> _STATED EXERCISE_:
Select all lines with the string "this" in them, and copy those lines.

------ SOURCE MATERIAL

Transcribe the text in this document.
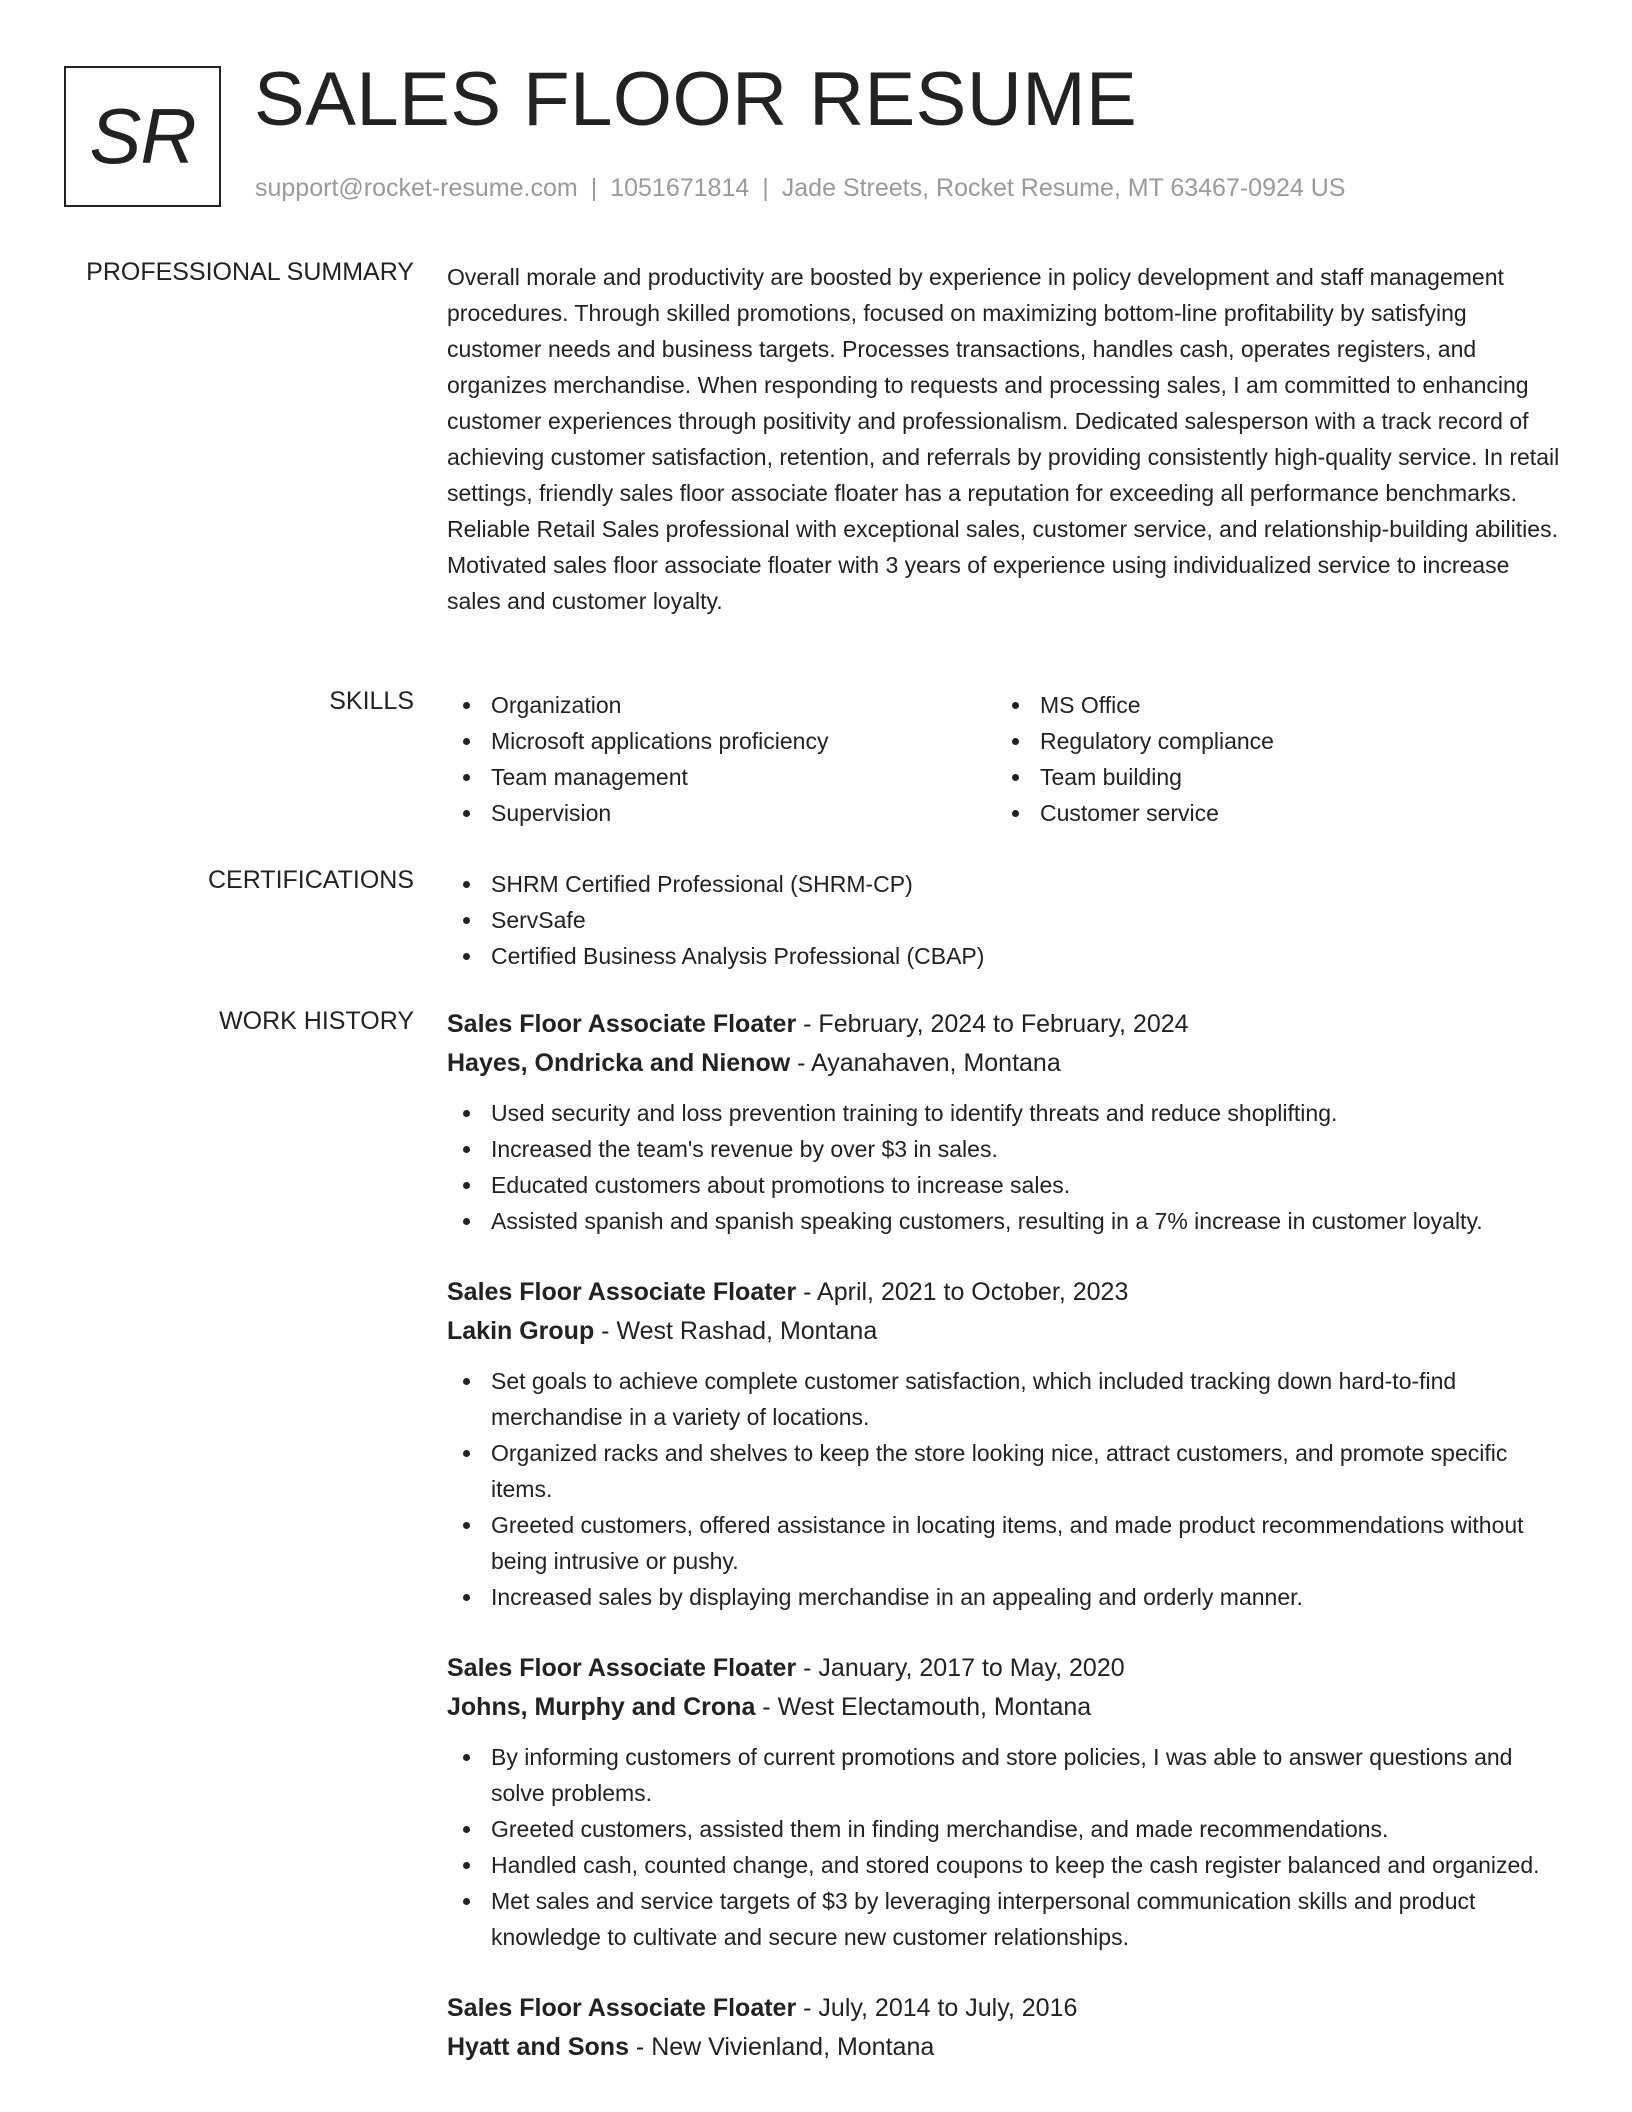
SR SALES FLOOR RESUME
support@rocket-resume.com | 1051671814 | Jade Streets, Rocket Resume, MT 63467-0924 US
PROFESSIONAL SUMMARY Overall morale and productivity are boosted by experience in policy development and staff management procedures. Through skilled promotions, focused on maximizing bottom-line profitability by satisfying customer needs and business targets. Processes transactions, handles cash, operates registers, and organizes merchandise. When responding to requests and processing sales, I am committed to enhancing customer experiences through positivity and professionalism. Dedicated salesperson with a track record of achieving customer satisfaction, retention, and referrals by providing consistently high-quality service. In retail settings, friendly sales floor associate floater has a reputation for exceeding all performance benchmarks. Reliable Retail Sales professional with exceptional sales, customer service, and relationship-building abilities. Motivated sales floor associate floater with 3 years of experience using individualized service to increase sales and customer loyalty.

SKILLS	Organization
Microsoft applications proficiency
Team management
Supervision
MS Office
Regulatory compliance
Team building
Customer service
CERTIFICATIONS	SHRM Certified Professional (SHRM-CP)
ServSafe
Certified Business Analysis Professional (CBAP)
WORK HISTORY Sales Floor Associate Floater - February, 2024 to February, 2024
Hayes, Ondricka and Nienow - Ayanahaven, Montana
Used security and loss prevention training to identify threats and reduce shoplifting.
Increased the team's revenue by over $3 in sales.
Educated customers about promotions to increase sales.
Assisted spanish and spanish speaking customers, resulting in a 7% increase in customer loyalty.
Sales Floor Associate Floater - April, 2021 to October, 2023
Lakin Group - West Rashad, Montana
Set goals to achieve complete customer satisfaction, which included tracking down hard-to-find merchandise in a variety of locations.
Organized racks and shelves to keep the store looking nice, attract customers, and promote specific items.
Greeted customers, offered assistance in locating items, and made product recommendations without being intrusive or pushy.
Increased sales by displaying merchandise in an appealing and orderly manner.
Sales Floor Associate Floater - January, 2017 to May, 2020
Johns, Murphy and Crona - West Electamouth, Montana
By informing customers of current promotions and store policies, I was able to answer questions and solve problems.
Greeted customers, assisted them in finding merchandise, and made recommendations.
Handled cash, counted change, and stored coupons to keep the cash register balanced and organized.
Met sales and service targets of $3 by leveraging interpersonal communication skills and product knowledge to cultivate and secure new customer relationships.
Sales Floor Associate Floater - July, 2014 to July, 2016
Hyatt and Sons - New Vivienland, Montana
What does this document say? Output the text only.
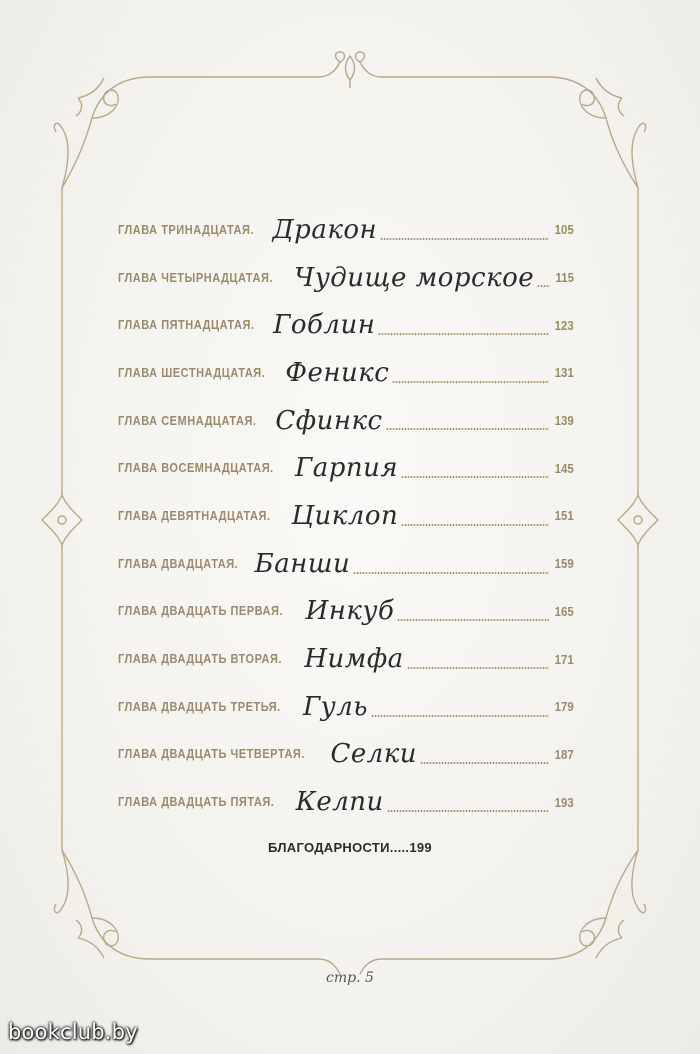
ГЛАВА ТРИНАДЦАТАЯ. Дракон	105
ГЛАВА ЧЕТЫРНАДЦАТАЯ. Чудище морское 115
ГЛАВА ПЯТНАДЦАТАЯ. Гоблин	123
ГЛАВА ШЕСТНАДЦАТАЯ. Феникс	131
ГЛАВА СЕМНАДЦАТАЯ. Сфинкс	139
ГЛАВА ВОСЕМНАДЦАТАЯ. Гарпия	145
ГЛАВА ДЕВЯТНАДЦАТАЯ. Циклоп	151
ГЛАВА ДВАДЦАТАЯ. Банши	159
ГЛАВА ДВАДЦАТЬ ПЕРВАЯ. Инкуб	165
ГЛАВА ДВАДЦАТЬ ВТОРАЯ. Нимфа	171
ГЛАВА ДВАДЦАТЬ ТРЕТЬЯ. Гуль	179
ГЛАВА ДВАДЦАТЬ ЧЕТВЕРТАЯ. Селки	187
ГЛАВА ДВАДЦАТЬ ПЯТАЯ. Келпи	193
БЛАГОДАРНОСТИ.....199
стр. 5
bookclub.by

------------

> _THE COMPLETED TASK_:
Transcribe the text in this document.
What does this document say? Output the text only.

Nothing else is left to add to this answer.